__DATA FOR THIS EXERCISE__.
········

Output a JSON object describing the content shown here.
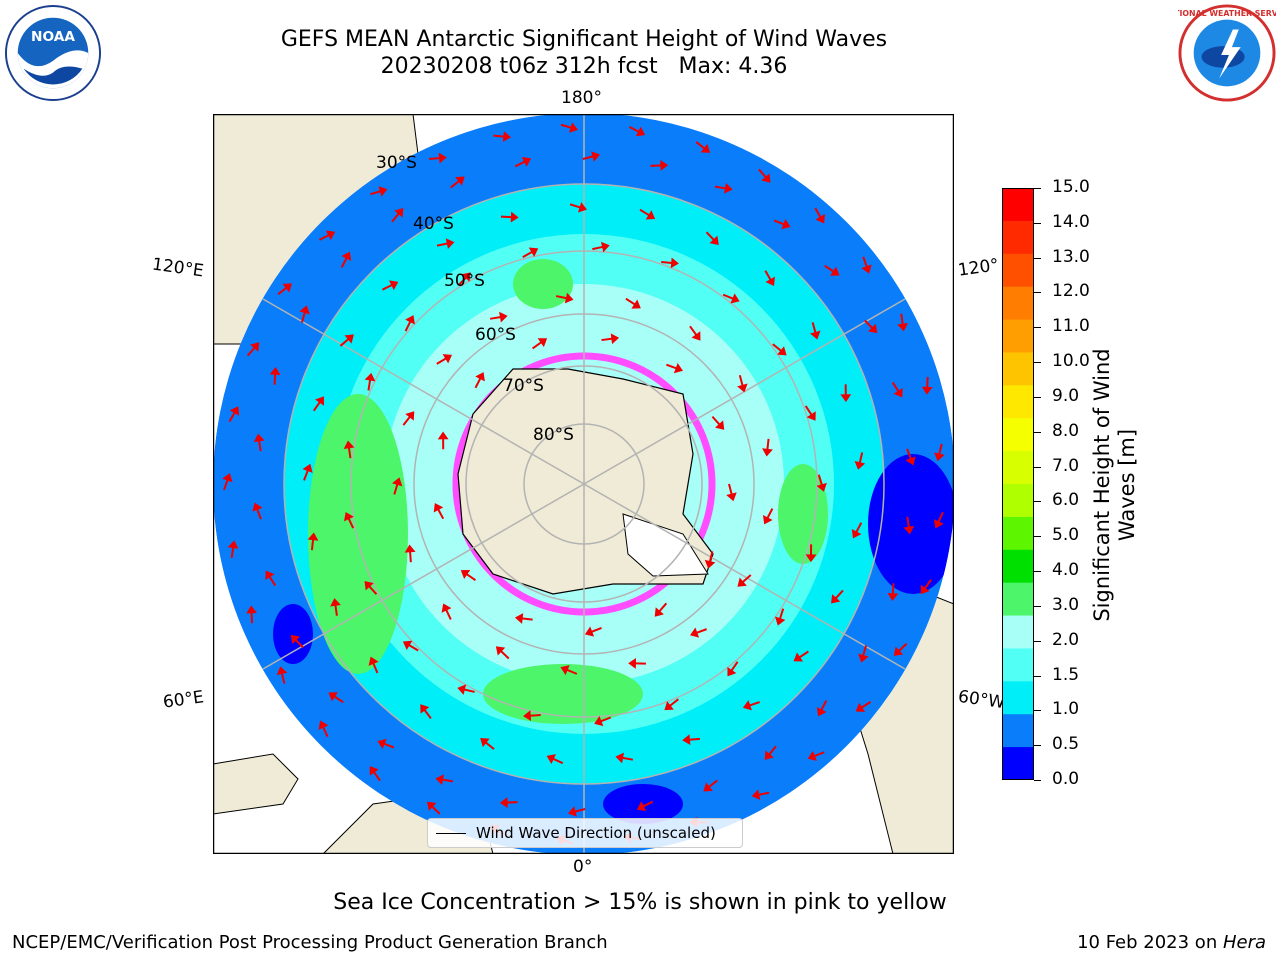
{
  "title": {
    "line1": "GEFS MEAN Antarctic Significant Height of Wind Waves",
    "line2": "20230208 t06z 312h fcst   Max: 4.36"
  },
  "logos": {
    "left": "noaa-logo-icon",
    "right": "nws-logo-icon",
    "left_text": "NOAA",
    "right_text": "NATIONAL WEATHER SERVICE"
  },
  "map": {
    "projection": "south-polar-stereographic",
    "lon_labels": {
      "top": "180°",
      "bottom": "0°",
      "upper_left": "120°E",
      "upper_right": "120°",
      "lower_left": "60°E",
      "lower_right": "60°W"
    },
    "lat_labels": [
      "30°S",
      "40°S",
      "50°S",
      "60°S",
      "70°S",
      "80°S"
    ]
  },
  "colorbar": {
    "label": "Significant Height of Wind\nWaves [m]",
    "ticks": [
      "15.0",
      "14.0",
      "13.0",
      "12.0",
      "11.0",
      "10.0",
      "9.0",
      "8.0",
      "7.0",
      "6.0",
      "5.0",
      "4.0",
      "3.0",
      "2.0",
      "1.5",
      "1.0",
      "0.5",
      "0.0"
    ],
    "colors": [
      "#ff0000",
      "#ff2a00",
      "#ff5000",
      "#ff7d00",
      "#ff9e00",
      "#ffc400",
      "#ffe800",
      "#f5ff00",
      "#d7ff00",
      "#b0ff00",
      "#5ef500",
      "#00e000",
      "#4df56a",
      "#a8fff8",
      "#52fff4",
      "#00eef7",
      "#0a7dfa",
      "#0000ff"
    ]
  },
  "legend": {
    "label": "Wind Wave Direction (unscaled)"
  },
  "subtitle": "Sea Ice Concentration > 15% is shown in pink to yellow",
  "footer": {
    "left": "NCEP/EMC/Verification Post Processing Product Generation Branch",
    "right_prefix": "10 Feb 2023 on ",
    "right_host": "Hera"
  }
}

········

__WRITTEN TASK__.
Return the material exactly as given, apart from the pictures.

__RESULT__.
Output a JSON object describing the content shown here.
{
  "title": {
    "line1": "GEFS MEAN Antarctic Significant Height of Wind Waves",
    "line2": "20230208 t06z 312h fcst   Max: 4.36"
  },
  "logos": {
    "left": "noaa-logo-icon",
    "right": "nws-logo-icon",
    "left_text": "NOAA",
    "right_text": "NATIONAL WEATHER SERVICE"
  },
  "map": {
    "projection": "south-polar-stereographic",
    "lon_labels": {
      "top": "180°",
      "bottom": "0°",
      "upper_left": "120°E",
      "upper_right": "120°",
      "lower_left": "60°E",
      "lower_right": "60°W"
    },
    "lat_labels": [
      "30°S",
      "40°S",
      "50°S",
      "60°S",
      "70°S",
      "80°S"
    ]
  },
  "colorbar": {
    "label": "Significant Height of Wind\nWaves [m]",
    "ticks": [
      "15.0",
      "14.0",
      "13.0",
      "12.0",
      "11.0",
      "10.0",
      "9.0",
      "8.0",
      "7.0",
      "6.0",
      "5.0",
      "4.0",
      "3.0",
      "2.0",
      "1.5",
      "1.0",
      "0.5",
      "0.0"
    ],
    "colors": [
      "#ff0000",
      "#ff2a00",
      "#ff5000",
      "#ff7d00",
      "#ff9e00",
      "#ffc400",
      "#ffe800",
      "#f5ff00",
      "#d7ff00",
      "#b0ff00",
      "#5ef500",
      "#00e000",
      "#4df56a",
      "#a8fff8",
      "#52fff4",
      "#00eef7",
      "#0a7dfa",
      "#0000ff"
    ]
  },
  "legend": {
    "label": "Wind Wave Direction (unscaled)"
  },
  "subtitle": "Sea Ice Concentration > 15% is shown in pink to yellow",
  "footer": {
    "left": "NCEP/EMC/Verification Post Processing Product Generation Branch",
    "right_prefix": "10 Feb 2023 on ",
    "right_host": "Hera"
  }
}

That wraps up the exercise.